AIM: Present each line of the entries below that holds the word "arrive".

ENTRIES PROVIDED:
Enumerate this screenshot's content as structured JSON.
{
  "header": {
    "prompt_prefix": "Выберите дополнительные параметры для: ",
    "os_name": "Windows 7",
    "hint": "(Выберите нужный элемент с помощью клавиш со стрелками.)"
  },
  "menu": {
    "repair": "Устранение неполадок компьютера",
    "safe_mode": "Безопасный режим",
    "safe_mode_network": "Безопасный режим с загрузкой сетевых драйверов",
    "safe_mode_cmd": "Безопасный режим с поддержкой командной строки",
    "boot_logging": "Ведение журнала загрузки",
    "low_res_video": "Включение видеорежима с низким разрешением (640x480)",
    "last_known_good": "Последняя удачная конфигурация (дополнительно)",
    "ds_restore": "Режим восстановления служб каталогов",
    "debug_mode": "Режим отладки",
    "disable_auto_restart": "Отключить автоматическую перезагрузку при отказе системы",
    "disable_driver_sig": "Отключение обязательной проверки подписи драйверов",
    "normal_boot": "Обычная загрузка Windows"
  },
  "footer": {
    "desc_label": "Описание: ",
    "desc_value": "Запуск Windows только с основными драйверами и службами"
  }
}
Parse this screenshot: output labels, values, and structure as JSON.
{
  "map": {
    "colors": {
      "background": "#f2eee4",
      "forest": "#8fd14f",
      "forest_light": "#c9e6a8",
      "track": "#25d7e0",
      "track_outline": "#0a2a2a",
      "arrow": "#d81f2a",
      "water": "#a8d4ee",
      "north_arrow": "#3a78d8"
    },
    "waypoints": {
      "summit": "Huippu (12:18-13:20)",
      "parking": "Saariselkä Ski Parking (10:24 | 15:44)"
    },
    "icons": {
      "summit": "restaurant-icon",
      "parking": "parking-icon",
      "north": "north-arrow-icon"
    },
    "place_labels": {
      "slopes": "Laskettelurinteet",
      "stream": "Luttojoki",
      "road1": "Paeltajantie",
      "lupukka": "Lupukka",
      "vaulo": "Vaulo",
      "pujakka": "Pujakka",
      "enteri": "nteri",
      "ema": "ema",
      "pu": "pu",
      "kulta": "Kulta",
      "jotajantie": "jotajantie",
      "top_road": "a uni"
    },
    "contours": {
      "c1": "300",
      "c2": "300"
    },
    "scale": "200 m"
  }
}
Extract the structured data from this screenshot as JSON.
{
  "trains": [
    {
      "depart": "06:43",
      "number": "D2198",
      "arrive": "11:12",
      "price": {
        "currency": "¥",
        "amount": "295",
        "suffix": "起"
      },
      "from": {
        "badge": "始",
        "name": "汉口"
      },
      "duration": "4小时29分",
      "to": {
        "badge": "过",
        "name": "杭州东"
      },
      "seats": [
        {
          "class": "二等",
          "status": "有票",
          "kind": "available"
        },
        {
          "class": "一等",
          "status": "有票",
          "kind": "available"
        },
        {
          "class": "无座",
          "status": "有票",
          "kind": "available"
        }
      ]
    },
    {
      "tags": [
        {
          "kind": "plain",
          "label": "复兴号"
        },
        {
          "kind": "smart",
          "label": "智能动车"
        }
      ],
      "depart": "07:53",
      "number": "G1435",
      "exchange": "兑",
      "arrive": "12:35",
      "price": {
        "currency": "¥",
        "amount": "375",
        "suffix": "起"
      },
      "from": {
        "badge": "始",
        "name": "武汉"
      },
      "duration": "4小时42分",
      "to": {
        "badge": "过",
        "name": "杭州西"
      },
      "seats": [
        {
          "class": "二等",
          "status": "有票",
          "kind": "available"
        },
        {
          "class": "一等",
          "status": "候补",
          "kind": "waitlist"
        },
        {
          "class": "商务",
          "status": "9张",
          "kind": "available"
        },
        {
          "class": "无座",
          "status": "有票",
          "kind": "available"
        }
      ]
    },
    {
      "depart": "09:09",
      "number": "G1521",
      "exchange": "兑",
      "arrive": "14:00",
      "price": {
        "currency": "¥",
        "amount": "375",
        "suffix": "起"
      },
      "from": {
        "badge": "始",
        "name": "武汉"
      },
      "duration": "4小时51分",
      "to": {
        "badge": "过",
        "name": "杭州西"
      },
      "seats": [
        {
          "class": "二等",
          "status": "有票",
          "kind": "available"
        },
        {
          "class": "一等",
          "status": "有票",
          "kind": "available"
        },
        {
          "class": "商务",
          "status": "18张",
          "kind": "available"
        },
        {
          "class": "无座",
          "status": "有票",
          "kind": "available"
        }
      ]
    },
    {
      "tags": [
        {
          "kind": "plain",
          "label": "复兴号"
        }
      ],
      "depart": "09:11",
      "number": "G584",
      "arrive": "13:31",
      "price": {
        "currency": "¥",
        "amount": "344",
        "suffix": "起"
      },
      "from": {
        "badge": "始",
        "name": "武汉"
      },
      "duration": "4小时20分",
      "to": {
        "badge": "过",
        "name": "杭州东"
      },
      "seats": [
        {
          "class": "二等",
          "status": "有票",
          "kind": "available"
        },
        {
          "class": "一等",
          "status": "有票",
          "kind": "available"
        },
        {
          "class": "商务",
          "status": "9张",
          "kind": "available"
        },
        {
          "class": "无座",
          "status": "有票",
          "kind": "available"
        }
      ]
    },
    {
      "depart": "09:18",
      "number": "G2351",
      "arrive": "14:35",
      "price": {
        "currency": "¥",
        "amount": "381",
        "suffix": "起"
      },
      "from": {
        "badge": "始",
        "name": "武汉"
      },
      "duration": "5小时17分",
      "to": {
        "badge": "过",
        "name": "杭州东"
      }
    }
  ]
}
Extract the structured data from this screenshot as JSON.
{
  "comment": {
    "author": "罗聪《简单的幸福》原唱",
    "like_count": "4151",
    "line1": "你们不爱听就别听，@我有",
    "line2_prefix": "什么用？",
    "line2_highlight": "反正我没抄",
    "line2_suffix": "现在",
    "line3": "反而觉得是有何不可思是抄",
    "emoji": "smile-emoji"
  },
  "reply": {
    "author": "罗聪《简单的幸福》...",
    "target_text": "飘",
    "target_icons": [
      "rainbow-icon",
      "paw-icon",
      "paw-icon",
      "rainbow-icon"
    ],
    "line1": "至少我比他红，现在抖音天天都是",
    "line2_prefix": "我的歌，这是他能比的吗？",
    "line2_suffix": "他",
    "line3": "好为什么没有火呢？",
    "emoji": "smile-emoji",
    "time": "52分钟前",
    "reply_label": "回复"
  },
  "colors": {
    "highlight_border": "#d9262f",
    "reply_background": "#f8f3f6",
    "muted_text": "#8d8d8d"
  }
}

CORRECT OUTPUT:
      "arrive": "11:12",
      "arrive": "12:35",
      "arrive": "14:00",
      "arrive": "13:31",
      "arrive": "14:35",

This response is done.